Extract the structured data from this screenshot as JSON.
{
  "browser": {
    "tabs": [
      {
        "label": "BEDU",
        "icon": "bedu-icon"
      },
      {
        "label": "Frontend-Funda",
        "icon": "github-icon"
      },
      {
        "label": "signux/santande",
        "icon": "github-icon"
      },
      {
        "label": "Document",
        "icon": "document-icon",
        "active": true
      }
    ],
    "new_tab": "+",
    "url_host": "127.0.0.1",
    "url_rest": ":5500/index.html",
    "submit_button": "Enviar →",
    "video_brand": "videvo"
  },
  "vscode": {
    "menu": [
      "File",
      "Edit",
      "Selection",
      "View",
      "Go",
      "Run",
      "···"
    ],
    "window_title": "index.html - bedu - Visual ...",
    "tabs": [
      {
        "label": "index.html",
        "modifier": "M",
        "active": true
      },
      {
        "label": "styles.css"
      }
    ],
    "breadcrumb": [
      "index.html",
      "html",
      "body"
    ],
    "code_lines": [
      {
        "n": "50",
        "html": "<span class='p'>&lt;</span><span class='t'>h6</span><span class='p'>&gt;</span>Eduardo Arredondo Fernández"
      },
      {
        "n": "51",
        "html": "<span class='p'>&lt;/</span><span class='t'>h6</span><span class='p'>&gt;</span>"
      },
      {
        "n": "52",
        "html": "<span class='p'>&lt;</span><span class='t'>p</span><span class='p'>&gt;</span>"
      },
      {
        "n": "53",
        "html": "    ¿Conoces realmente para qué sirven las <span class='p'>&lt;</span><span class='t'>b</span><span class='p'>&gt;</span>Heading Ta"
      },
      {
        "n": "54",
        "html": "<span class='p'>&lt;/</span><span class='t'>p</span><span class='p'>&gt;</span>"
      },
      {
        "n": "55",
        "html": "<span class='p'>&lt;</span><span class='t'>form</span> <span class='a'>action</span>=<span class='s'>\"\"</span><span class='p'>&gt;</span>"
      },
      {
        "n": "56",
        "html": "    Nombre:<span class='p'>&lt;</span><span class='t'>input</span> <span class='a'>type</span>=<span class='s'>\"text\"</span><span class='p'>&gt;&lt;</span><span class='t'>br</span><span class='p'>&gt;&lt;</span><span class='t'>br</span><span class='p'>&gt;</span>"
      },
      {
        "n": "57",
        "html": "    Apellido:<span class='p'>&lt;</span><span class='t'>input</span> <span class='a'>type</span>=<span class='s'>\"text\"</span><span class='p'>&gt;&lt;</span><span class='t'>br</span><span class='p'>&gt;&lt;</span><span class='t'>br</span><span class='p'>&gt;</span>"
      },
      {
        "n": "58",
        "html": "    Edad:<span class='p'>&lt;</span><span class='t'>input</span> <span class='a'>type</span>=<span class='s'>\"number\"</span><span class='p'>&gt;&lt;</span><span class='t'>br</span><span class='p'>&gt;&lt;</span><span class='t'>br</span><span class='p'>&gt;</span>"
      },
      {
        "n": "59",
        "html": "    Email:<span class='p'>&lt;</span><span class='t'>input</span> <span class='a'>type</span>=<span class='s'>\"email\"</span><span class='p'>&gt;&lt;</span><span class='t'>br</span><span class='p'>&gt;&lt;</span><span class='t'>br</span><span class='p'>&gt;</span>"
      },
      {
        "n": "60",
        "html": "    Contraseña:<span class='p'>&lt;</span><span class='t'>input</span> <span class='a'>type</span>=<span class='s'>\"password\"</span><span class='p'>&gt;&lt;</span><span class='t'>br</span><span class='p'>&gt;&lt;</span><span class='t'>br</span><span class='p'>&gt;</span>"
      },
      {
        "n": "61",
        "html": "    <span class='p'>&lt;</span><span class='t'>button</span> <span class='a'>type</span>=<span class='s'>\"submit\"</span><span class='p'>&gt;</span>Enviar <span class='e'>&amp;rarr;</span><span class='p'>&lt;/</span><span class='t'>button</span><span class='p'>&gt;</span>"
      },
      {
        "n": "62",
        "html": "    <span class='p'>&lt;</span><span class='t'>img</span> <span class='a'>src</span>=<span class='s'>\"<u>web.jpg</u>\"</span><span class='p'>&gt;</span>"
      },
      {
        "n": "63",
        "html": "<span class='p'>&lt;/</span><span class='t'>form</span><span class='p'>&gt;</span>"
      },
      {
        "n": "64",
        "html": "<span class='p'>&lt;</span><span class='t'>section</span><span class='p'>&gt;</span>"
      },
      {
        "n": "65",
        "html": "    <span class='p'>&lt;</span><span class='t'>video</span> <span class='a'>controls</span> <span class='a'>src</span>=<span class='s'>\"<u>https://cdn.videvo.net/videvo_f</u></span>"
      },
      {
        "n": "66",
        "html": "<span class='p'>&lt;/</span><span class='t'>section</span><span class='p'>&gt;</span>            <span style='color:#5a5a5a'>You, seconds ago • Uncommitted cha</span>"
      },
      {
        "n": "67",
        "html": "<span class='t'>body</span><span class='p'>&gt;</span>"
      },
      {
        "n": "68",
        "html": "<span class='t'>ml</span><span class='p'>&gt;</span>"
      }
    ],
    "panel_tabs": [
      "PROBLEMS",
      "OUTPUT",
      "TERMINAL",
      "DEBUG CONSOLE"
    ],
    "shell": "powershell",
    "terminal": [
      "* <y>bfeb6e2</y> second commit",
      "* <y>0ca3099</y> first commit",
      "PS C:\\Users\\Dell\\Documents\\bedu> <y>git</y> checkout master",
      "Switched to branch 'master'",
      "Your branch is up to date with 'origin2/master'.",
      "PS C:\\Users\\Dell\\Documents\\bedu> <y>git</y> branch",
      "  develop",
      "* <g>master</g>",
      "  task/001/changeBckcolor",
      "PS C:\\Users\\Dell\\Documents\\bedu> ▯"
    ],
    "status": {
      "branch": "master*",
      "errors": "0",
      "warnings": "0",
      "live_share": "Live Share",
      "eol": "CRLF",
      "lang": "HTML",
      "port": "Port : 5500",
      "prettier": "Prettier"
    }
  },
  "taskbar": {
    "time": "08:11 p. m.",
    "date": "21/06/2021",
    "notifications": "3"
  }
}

Exercise. Report every line containing the word "index" from the listing above.

Response to this exercise.
    "url_rest": ":5500/index.html",
    "window_title": "index.html - bedu - Visual ...",
        "label": "index.html",
      "index.html",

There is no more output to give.